Records from a collection of figures
┄┄┄┄┄┄

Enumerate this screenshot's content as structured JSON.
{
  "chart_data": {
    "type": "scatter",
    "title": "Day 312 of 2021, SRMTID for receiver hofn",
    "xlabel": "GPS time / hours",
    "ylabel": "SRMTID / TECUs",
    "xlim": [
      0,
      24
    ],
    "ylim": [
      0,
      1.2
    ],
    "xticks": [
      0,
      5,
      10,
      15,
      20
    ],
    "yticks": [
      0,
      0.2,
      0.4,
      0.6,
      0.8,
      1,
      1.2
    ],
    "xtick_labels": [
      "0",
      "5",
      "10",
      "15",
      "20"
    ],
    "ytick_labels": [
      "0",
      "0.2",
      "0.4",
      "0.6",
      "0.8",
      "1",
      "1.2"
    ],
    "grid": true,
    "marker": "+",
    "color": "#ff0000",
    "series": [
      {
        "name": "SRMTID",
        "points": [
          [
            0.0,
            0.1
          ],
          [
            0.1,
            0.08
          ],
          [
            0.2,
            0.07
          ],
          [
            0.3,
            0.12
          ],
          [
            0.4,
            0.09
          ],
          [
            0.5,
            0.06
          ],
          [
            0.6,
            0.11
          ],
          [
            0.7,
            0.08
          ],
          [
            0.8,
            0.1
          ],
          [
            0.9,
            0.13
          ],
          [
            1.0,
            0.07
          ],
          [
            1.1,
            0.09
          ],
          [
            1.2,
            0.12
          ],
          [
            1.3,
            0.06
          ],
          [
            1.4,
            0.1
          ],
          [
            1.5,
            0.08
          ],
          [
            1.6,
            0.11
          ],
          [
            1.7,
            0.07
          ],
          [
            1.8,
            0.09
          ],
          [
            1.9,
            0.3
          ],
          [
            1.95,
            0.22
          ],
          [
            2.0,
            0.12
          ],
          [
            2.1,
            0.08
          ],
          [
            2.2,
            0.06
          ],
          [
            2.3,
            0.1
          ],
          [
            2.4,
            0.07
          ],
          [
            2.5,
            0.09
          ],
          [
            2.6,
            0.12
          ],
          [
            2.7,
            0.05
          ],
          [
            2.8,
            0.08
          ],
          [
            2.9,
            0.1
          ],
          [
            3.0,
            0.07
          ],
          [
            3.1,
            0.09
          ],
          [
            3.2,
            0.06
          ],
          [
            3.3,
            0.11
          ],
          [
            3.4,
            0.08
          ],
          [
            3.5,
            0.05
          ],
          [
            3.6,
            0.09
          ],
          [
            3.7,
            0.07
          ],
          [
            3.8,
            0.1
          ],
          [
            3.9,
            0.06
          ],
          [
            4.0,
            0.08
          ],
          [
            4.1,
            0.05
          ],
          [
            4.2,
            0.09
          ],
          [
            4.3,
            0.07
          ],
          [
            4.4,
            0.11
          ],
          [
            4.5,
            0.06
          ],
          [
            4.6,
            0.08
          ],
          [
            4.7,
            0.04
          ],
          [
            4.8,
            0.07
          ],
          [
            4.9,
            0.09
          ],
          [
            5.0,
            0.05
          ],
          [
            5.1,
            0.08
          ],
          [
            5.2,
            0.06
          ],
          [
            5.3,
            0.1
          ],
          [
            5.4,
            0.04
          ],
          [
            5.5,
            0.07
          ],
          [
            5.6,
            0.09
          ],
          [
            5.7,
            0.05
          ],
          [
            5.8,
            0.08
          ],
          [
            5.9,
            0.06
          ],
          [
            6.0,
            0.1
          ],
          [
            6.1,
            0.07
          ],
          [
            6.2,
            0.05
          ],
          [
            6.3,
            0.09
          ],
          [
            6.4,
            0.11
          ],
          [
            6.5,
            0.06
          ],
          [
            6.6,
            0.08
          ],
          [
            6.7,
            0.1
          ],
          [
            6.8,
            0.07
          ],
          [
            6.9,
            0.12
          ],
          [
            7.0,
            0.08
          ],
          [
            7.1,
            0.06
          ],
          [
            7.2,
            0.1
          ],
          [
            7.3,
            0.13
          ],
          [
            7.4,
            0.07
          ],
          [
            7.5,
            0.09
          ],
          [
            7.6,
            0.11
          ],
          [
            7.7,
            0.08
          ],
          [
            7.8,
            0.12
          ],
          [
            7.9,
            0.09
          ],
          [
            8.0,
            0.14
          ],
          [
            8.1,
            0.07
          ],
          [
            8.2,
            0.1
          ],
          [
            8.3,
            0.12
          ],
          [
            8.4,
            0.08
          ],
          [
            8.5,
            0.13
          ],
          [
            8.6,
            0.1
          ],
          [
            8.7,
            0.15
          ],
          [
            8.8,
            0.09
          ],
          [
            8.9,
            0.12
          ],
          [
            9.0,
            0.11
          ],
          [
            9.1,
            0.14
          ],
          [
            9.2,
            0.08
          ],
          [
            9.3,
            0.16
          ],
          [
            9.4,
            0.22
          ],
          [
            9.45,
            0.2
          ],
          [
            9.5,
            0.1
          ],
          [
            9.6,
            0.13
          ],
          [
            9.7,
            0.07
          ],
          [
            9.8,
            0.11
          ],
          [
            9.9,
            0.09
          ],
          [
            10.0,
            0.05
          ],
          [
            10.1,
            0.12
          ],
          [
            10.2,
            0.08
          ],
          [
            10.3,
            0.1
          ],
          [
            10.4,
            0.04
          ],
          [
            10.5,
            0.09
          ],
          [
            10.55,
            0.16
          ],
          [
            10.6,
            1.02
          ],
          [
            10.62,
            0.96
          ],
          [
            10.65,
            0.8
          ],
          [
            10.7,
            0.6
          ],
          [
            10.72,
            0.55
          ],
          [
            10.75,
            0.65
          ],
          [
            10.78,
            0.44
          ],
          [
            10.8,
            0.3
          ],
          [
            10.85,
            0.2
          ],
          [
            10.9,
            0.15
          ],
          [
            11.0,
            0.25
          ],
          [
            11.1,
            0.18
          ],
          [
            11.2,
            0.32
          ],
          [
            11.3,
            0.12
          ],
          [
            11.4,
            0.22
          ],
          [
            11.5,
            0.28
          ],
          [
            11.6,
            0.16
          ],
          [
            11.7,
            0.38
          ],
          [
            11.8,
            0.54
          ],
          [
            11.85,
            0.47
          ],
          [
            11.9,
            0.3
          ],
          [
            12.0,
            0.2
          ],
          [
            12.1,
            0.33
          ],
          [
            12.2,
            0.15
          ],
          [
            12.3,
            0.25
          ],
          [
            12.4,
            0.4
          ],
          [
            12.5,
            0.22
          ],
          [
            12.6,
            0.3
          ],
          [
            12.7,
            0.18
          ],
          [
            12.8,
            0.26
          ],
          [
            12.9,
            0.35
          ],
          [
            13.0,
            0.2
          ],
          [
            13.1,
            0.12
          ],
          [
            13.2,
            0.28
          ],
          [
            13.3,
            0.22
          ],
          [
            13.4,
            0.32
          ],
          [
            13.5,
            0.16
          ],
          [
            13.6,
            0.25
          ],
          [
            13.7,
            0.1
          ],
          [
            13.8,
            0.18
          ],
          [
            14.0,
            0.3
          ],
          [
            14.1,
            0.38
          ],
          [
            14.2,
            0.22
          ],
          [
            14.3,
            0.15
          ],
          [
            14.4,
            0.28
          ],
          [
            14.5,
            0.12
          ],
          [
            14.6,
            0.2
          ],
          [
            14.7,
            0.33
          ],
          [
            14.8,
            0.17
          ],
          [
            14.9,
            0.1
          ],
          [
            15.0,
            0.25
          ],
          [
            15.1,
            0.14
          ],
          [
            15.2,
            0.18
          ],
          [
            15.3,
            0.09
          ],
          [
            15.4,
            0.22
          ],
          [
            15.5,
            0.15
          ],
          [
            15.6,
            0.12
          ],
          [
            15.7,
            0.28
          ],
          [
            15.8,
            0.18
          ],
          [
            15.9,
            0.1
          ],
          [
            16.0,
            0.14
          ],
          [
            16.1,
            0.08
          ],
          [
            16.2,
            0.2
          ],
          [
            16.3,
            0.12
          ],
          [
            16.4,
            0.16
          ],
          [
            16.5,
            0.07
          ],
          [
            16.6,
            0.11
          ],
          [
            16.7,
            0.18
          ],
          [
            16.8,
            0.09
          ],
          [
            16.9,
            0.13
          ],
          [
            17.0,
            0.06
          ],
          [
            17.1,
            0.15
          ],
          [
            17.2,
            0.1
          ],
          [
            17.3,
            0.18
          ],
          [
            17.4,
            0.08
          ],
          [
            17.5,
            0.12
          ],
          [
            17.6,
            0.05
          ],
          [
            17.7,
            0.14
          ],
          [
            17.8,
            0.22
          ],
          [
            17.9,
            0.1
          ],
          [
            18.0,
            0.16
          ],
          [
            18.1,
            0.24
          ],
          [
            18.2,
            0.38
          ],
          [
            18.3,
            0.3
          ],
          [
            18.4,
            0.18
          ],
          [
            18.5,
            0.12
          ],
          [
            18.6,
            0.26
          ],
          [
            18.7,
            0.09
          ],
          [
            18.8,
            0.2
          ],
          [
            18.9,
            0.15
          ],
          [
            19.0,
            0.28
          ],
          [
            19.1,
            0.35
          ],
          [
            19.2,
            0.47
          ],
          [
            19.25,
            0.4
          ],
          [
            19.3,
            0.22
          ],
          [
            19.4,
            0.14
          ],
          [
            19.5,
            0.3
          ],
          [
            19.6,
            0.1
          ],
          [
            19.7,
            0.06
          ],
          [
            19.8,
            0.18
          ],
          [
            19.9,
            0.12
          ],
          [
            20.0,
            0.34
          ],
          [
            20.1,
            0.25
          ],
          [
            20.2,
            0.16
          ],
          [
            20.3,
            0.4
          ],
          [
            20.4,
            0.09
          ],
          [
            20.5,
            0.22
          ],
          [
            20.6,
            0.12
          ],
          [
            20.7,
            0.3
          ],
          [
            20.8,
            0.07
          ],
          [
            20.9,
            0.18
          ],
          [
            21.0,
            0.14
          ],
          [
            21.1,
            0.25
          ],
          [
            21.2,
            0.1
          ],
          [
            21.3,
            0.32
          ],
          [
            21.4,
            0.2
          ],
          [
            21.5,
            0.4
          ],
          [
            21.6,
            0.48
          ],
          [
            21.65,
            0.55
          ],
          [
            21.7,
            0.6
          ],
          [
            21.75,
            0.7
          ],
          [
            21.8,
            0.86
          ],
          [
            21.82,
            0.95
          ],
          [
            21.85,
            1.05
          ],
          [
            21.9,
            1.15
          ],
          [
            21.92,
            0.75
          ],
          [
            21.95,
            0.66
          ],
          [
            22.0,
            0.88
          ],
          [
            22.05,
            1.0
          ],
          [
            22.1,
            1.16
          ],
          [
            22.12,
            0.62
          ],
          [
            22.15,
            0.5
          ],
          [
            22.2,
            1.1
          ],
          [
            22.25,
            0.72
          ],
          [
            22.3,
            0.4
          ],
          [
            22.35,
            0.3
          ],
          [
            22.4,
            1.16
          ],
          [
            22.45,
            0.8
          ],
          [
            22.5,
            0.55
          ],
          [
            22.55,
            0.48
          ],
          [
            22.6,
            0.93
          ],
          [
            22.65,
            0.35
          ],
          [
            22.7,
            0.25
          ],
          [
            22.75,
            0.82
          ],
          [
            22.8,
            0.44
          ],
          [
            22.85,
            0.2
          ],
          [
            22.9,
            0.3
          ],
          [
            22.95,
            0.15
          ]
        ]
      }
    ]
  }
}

┄┄┄┄┄┄

_Your task_
Pick out the lines that include the word "SRMTID" and write them out.

_Reply_
    "title": "Day 312 of 2021, SRMTID for receiver hofn",
    "ylabel": "SRMTID / TECUs",
        "name": "SRMTID",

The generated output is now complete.